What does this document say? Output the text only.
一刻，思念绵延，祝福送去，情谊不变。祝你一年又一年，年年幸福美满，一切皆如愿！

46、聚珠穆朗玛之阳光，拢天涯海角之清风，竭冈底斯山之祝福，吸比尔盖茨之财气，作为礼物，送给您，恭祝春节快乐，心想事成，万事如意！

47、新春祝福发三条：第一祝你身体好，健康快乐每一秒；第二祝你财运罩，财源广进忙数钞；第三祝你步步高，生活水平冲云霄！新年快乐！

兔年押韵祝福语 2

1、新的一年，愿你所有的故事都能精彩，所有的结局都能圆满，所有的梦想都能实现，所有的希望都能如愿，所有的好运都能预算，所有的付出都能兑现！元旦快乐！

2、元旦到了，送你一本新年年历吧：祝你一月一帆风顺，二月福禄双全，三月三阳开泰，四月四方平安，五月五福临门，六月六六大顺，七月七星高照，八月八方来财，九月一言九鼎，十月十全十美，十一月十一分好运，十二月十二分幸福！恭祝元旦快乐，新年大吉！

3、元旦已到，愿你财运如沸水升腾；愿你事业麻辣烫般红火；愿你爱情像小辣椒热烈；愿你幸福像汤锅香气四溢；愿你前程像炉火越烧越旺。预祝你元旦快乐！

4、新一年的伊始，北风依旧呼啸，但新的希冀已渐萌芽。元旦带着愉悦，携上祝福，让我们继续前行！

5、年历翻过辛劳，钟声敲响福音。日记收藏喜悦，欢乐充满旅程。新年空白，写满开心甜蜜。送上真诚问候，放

===============

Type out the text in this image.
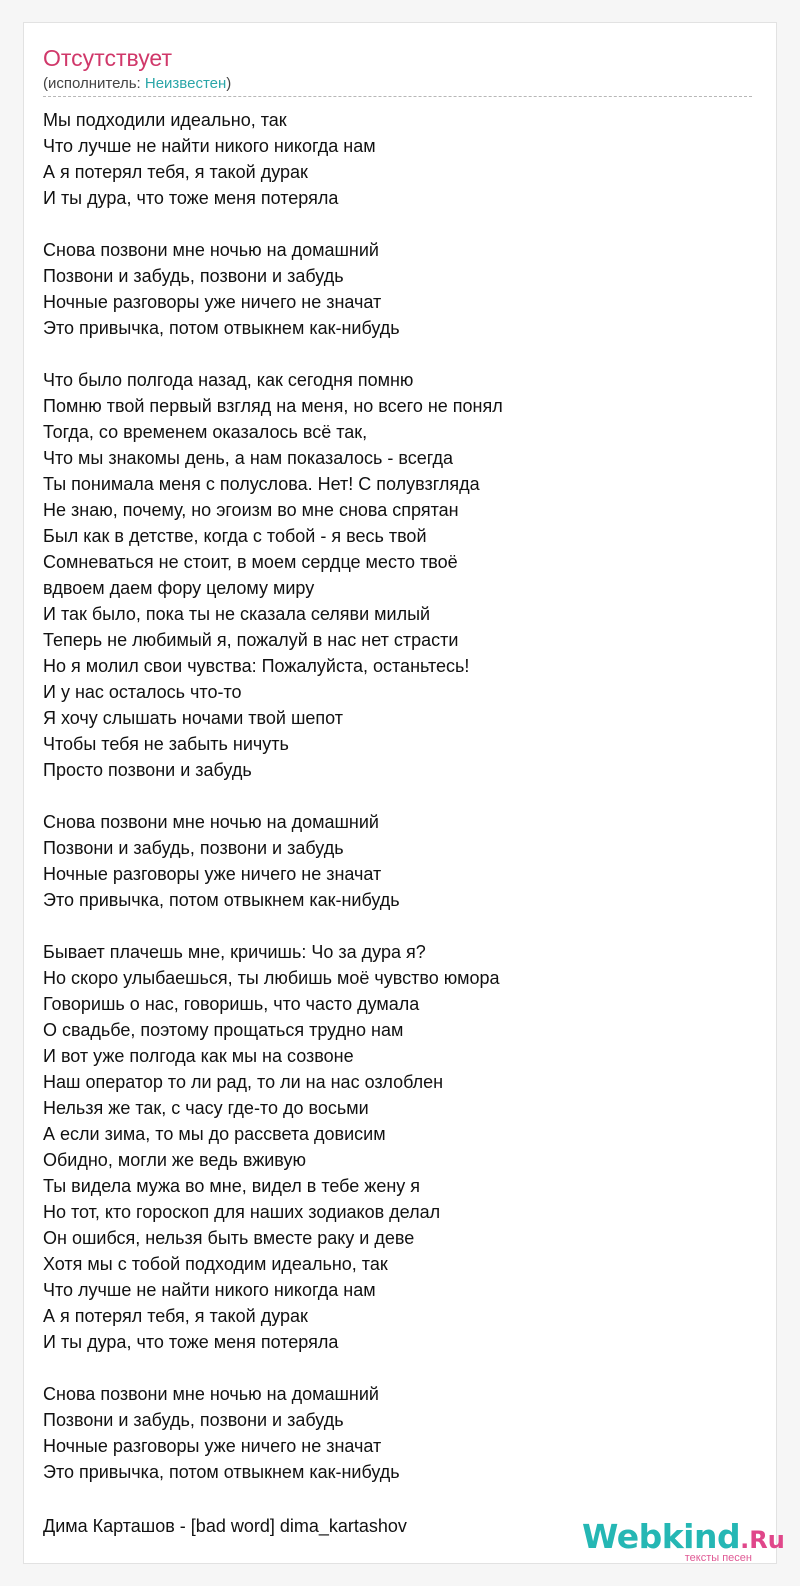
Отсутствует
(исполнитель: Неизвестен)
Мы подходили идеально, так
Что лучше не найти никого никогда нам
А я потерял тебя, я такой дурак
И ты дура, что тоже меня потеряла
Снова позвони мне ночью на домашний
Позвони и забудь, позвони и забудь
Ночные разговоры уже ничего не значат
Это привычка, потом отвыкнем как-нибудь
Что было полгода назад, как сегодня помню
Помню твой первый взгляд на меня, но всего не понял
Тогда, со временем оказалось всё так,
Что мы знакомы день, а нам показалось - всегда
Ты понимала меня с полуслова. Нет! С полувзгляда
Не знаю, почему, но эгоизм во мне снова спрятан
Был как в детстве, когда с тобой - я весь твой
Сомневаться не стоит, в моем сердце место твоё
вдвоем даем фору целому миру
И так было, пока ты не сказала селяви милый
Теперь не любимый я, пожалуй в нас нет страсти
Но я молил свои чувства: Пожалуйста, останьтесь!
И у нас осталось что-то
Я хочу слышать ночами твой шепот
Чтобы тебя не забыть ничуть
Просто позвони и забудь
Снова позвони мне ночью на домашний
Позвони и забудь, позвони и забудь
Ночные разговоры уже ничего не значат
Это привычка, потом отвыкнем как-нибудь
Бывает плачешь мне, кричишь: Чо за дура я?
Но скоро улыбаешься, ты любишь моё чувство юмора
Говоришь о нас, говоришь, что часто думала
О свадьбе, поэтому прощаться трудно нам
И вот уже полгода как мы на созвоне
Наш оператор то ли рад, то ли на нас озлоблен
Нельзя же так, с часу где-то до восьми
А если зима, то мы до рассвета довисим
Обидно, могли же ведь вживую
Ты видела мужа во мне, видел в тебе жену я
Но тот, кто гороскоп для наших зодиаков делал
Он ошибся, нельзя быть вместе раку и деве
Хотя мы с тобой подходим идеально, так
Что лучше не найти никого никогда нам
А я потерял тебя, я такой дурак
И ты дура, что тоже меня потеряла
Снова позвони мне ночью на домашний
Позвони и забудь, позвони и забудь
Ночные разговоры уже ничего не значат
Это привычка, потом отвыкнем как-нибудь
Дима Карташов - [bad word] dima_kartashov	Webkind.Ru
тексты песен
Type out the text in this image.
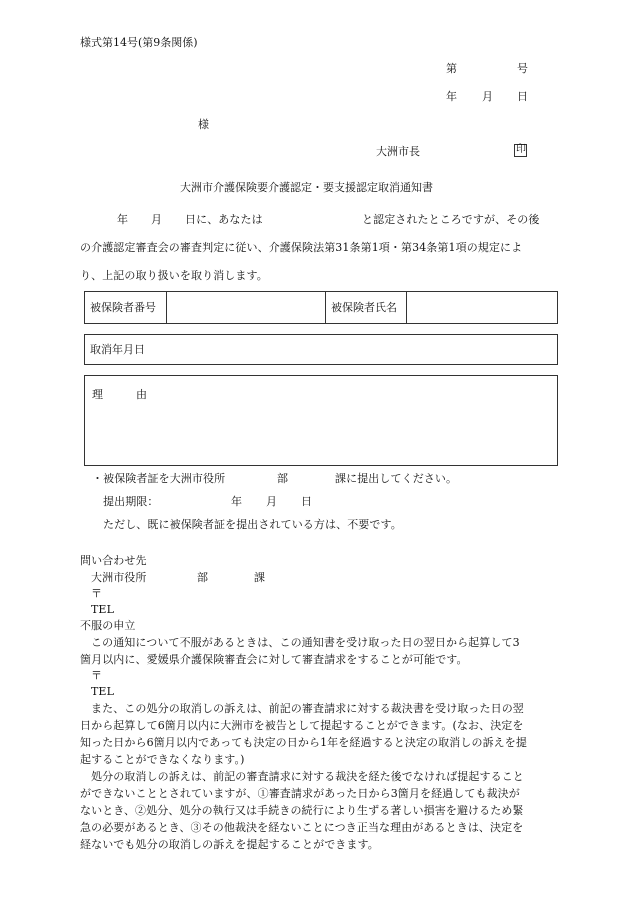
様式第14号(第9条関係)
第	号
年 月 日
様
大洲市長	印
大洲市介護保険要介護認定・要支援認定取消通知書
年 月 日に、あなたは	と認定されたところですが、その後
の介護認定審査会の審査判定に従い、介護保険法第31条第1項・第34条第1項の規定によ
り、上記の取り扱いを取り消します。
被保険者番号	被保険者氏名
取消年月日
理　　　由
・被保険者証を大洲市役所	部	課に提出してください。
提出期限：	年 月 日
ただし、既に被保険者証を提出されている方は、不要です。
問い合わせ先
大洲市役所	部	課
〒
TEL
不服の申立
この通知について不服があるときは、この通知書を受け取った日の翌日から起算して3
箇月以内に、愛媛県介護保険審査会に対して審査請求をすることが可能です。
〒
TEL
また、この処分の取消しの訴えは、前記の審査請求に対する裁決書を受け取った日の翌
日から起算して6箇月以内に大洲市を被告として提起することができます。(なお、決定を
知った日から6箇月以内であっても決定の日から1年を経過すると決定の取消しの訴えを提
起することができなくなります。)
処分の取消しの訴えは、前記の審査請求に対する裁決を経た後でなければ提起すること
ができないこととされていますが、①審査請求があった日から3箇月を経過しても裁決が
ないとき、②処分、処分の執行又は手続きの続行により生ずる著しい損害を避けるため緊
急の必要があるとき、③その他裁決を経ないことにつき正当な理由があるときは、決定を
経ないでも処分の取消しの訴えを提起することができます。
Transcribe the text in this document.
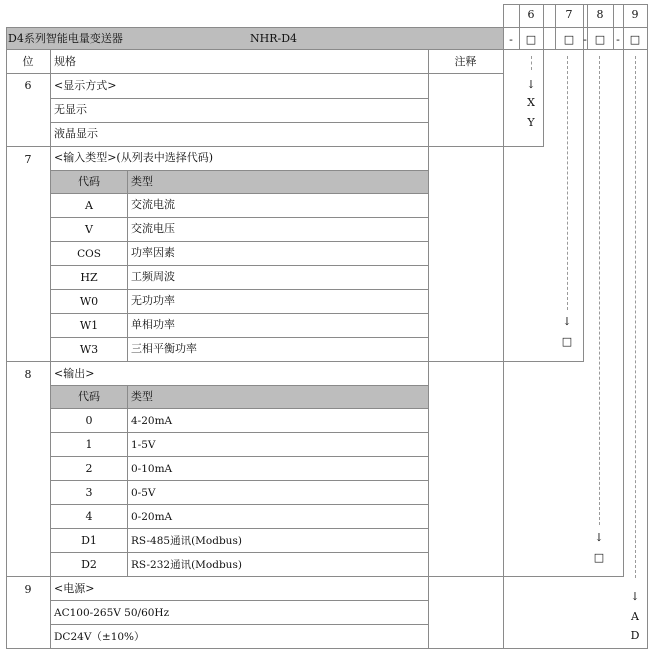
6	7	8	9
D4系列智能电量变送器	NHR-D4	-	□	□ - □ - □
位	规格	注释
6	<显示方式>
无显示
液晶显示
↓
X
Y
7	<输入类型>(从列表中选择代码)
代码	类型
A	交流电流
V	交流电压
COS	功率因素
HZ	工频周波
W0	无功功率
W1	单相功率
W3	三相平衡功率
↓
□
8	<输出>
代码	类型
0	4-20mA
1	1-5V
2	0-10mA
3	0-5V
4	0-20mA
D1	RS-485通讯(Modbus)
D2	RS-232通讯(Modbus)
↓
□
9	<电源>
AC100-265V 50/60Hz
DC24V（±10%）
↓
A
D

===============

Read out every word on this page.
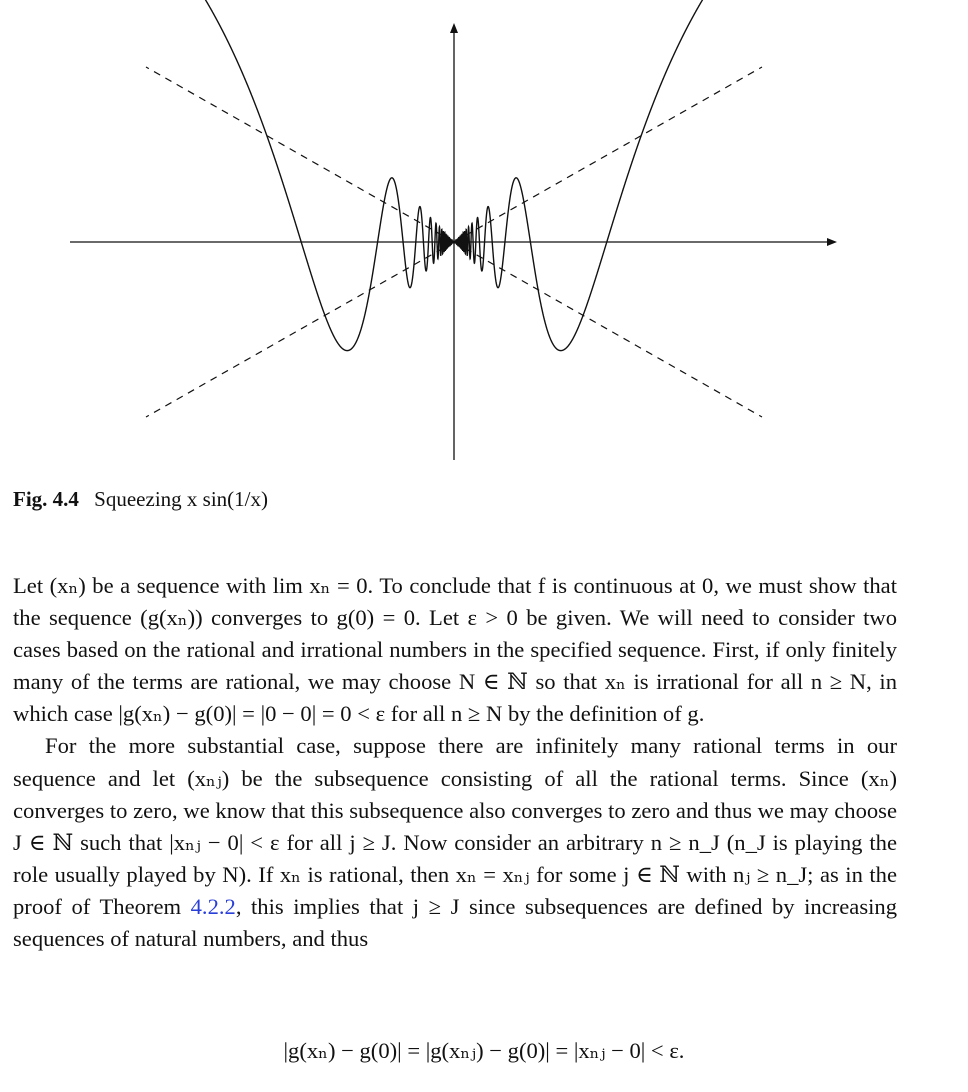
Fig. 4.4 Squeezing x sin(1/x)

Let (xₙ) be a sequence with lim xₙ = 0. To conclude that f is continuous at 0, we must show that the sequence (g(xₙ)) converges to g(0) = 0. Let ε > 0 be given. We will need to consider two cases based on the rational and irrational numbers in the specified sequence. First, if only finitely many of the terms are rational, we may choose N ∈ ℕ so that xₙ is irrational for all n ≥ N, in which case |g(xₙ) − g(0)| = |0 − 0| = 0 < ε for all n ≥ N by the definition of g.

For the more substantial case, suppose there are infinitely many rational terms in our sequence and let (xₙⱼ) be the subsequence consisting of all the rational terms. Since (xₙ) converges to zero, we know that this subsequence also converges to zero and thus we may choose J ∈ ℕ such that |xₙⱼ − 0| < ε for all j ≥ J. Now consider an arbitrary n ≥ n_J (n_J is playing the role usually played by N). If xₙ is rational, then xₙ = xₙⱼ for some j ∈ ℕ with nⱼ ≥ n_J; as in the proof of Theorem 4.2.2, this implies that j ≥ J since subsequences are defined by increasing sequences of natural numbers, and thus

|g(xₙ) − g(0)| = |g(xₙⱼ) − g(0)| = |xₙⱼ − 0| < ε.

===============

Pick each line holding the word "полгода" out of the listing.

Что было полгода назад, как сегодня помню
И вот уже полгода как мы на созвоне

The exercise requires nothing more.